Saved entries:
########
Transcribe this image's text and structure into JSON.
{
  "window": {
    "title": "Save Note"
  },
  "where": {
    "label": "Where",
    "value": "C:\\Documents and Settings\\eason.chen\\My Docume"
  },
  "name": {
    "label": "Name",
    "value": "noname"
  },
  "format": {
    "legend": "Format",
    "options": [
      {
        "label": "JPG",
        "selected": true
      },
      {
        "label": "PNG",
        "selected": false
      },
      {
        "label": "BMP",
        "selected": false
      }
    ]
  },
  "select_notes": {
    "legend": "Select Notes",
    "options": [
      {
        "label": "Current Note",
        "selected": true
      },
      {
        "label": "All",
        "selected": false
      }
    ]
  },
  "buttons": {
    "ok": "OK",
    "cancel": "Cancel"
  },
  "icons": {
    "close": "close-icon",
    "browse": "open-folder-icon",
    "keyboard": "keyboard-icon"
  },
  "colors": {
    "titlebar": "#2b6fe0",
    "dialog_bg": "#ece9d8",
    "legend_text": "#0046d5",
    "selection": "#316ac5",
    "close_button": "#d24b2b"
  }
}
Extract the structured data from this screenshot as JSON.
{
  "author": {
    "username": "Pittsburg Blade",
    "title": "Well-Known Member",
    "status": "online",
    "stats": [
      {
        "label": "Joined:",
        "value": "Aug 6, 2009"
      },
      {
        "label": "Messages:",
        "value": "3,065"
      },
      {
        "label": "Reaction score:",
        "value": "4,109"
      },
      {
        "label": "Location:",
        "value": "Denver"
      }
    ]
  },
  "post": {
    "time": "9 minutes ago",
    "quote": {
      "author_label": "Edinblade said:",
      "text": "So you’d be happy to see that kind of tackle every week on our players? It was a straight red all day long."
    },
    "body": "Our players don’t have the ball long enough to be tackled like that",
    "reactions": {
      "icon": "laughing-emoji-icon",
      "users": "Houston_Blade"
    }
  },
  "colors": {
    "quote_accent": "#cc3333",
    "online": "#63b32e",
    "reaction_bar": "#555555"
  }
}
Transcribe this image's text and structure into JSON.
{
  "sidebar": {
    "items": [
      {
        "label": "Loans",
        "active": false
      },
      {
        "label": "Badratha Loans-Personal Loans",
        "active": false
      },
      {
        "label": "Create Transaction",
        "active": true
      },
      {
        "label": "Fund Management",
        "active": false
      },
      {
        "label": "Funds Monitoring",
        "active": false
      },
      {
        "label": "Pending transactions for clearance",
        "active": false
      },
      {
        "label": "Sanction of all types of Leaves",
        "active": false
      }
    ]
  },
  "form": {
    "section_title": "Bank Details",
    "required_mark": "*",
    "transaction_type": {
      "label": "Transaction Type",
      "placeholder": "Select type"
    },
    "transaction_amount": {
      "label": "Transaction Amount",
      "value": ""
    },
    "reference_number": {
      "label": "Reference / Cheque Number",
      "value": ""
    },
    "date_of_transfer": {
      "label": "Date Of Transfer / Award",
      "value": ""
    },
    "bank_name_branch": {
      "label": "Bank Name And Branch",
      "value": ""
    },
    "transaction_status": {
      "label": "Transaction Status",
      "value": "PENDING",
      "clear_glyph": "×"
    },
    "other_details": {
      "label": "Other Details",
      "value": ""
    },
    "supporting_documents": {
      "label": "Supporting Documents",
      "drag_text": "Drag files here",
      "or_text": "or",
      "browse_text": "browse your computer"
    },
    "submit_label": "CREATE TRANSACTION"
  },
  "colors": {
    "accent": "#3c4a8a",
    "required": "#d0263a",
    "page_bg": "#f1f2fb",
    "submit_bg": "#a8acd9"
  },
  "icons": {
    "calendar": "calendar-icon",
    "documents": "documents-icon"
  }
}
########
◆ **Work required**:
Quote each line above in full, word for word.

◆ **Exercise response**:
Transcribe this image's text and structure into JSON.
{
  "window": {
    "title": "Save Note"
  },
  "where": {
    "label": "Where",
    "value": "C:\\Documents and Settings\\eason.chen\\My Docume"
  },
  "name": {
    "label": "Name",
    "value": "noname"
  },
  "format": {
    "legend": "Format",
    "options": [
      {
        "label": "JPG",
        "selected": true
      },
      {
        "label": "PNG",
        "selected": false
      },
      {
        "label": "BMP",
        "selected": false
      }
    ]
  },
  "select_notes": {
    "legend": "Select Notes",
    "options": [
      {
        "label": "Current Note",
        "selected": true
      },
      {
        "label": "All",
        "selected": false
      }
    ]
  },
  "buttons": {
    "ok": "OK",
    "cancel": "Cancel"
  },
  "icons": {
    "close": "close-icon",
    "browse": "open-folder-icon",
    "keyboard": "keyboard-icon"
  },
  "colors": {
    "titlebar": "#2b6fe0",
    "dialog_bg": "#ece9d8",
    "legend_text": "#0046d5",
    "selection": "#316ac5",
    "close_button": "#d24b2b"
  }
}
Extract the structured data from this screenshot as JSON.
{
  "author": {
    "username": "Pittsburg Blade",
    "title": "Well-Known Member",
    "status": "online",
    "stats": [
      {
        "label": "Joined:",
        "value": "Aug 6, 2009"
      },
      {
        "label": "Messages:",
        "value": "3,065"
      },
      {
        "label": "Reaction score:",
        "value": "4,109"
      },
      {
        "label": "Location:",
        "value": "Denver"
      }
    ]
  },
  "post": {
    "time": "9 minutes ago",
    "quote": {
      "author_label": "Edinblade said:",
      "text": "So you’d be happy to see that kind of tackle every week on our players? It was a straight red all day long."
    },
    "body": "Our players don’t have the ball long enough to be tackled like that",
    "reactions": {
      "icon": "laughing-emoji-icon",
      "users": "Houston_Blade"
    }
  },
  "colors": {
    "quote_accent": "#cc3333",
    "online": "#63b32e",
    "reaction_bar": "#555555"
  }
}
Transcribe this image's text and structure into JSON.
{
  "sidebar": {
    "items": [
      {
        "label": "Loans",
        "active": false
      },
      {
        "label": "Badratha Loans-Personal Loans",
        "active": false
      },
      {
        "label": "Create Transaction",
        "active": true
      },
      {
        "label": "Fund Management",
        "active": false
      },
      {
        "label": "Funds Monitoring",
        "active": false
      },
      {
        "label": "Pending transactions for clearance",
        "active": false
      },
      {
        "label": "Sanction of all types of Leaves",
        "active": false
      }
    ]
  },
  "form": {
    "section_title": "Bank Details",
    "required_mark": "*",
    "transaction_type": {
      "label": "Transaction Type",
      "placeholder": "Select type"
    },
    "transaction_amount": {
      "label": "Transaction Amount",
      "value": ""
    },
    "reference_number": {
      "label": "Reference / Cheque Number",
      "value": ""
    },
    "date_of_transfer": {
      "label": "Date Of Transfer / Award",
      "value": ""
    },
    "bank_name_branch": {
      "label": "Bank Name And Branch",
      "value": ""
    },
    "transaction_status": {
      "label": "Transaction Status",
      "value": "PENDING",
      "clear_glyph": "×"
    },
    "other_details": {
      "label": "Other Details",
      "value": ""
    },
    "supporting_documents": {
      "label": "Supporting Documents",
      "drag_text": "Drag files here",
      "or_text": "or",
      "browse_text": "browse your computer"
    },
    "submit_label": "CREATE TRANSACTION"
  },
  "colors": {
    "accent": "#3c4a8a",
    "required": "#d0263a",
    "page_bg": "#f1f2fb",
    "submit_bg": "#a8acd9"
  },
  "icons": {
    "calendar": "calendar-icon",
    "documents": "documents-icon"
  }
}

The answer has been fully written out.